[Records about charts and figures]
---+---

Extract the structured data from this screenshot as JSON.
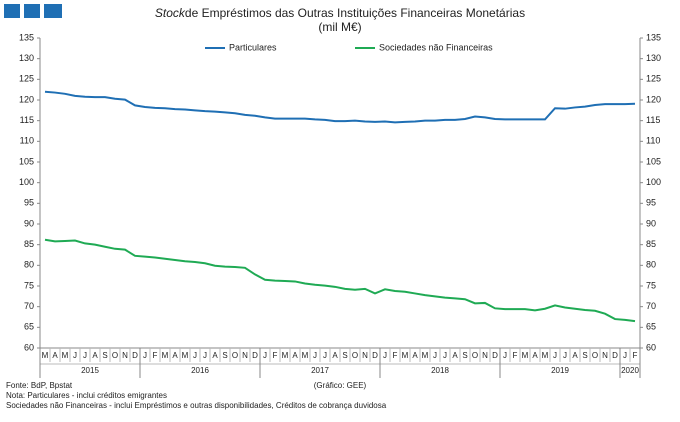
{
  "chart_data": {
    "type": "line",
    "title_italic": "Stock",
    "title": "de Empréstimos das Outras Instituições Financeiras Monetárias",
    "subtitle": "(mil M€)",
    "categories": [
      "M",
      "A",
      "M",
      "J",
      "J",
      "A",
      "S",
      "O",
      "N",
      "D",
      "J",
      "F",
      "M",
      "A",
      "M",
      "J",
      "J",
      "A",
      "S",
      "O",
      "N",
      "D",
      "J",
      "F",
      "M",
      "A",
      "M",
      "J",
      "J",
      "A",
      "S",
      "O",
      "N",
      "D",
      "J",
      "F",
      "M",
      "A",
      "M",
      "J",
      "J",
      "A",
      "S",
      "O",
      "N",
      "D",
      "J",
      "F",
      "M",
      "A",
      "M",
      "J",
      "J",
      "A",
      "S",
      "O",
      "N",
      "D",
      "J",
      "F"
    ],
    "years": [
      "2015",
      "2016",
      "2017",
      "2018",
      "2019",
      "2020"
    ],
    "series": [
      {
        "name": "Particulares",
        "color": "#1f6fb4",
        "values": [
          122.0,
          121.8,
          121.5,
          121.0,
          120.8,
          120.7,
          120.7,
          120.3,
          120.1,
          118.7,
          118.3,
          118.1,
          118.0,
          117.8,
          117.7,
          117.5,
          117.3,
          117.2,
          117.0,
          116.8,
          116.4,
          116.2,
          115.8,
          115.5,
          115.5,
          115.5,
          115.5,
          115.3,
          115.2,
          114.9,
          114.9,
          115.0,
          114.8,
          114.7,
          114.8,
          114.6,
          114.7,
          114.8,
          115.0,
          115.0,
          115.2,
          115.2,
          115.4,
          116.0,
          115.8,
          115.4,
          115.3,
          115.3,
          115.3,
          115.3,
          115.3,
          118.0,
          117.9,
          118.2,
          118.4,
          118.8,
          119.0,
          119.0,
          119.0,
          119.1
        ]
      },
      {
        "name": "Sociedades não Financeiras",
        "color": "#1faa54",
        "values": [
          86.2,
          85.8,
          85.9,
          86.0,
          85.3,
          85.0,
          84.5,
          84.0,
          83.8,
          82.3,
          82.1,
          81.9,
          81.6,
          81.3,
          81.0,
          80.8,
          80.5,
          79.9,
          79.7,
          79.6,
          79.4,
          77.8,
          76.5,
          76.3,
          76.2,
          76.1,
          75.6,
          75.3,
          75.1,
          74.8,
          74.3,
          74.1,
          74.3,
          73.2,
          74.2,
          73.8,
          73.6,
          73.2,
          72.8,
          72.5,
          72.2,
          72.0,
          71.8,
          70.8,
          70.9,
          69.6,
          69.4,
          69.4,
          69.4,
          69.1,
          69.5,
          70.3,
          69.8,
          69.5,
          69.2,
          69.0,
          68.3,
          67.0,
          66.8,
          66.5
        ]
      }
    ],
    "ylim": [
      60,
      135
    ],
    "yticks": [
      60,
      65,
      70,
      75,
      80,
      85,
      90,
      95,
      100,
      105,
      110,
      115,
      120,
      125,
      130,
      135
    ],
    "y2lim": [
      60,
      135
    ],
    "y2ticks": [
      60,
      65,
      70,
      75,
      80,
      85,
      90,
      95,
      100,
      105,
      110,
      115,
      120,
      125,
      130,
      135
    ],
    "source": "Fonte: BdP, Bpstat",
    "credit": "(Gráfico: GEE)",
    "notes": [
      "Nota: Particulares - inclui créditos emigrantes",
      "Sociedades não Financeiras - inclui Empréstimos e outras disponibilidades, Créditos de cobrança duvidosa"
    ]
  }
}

---+---

Extract all lines from the data in which "Empréstimos" is found.

    "title": "de Empréstimos das Outras Instituições Financeiras Monetárias",
      "Sociedades não Financeiras - inclui Empréstimos e outras disponibilidades, Créditos de cobrança duvidosa"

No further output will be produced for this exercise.